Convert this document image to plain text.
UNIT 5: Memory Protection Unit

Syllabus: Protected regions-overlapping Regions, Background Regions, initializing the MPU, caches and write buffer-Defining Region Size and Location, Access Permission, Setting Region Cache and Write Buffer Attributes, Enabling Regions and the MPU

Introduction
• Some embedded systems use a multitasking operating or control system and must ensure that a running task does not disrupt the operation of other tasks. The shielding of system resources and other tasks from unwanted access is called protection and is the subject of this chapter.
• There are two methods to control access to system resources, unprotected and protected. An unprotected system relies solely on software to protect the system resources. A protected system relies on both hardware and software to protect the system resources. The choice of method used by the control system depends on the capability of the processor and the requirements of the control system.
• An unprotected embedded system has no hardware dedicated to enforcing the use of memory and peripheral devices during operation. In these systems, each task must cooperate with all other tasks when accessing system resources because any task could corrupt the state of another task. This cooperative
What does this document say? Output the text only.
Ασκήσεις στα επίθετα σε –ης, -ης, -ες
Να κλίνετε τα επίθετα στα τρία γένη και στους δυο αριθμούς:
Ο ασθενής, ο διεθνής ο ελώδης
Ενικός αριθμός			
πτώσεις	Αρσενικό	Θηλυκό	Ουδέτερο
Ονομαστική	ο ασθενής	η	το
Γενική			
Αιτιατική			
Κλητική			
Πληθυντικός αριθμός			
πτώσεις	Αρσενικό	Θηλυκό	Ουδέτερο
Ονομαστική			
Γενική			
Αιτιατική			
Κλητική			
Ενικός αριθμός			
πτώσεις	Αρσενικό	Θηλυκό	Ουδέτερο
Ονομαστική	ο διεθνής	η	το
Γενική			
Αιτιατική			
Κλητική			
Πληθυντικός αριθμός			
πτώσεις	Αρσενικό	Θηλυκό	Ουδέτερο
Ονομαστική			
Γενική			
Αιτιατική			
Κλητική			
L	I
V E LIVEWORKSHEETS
- - -
◆ Stated exercise: Determine how many lines of the material include the string "hardware". Output only that count.

◆ The completed task: 2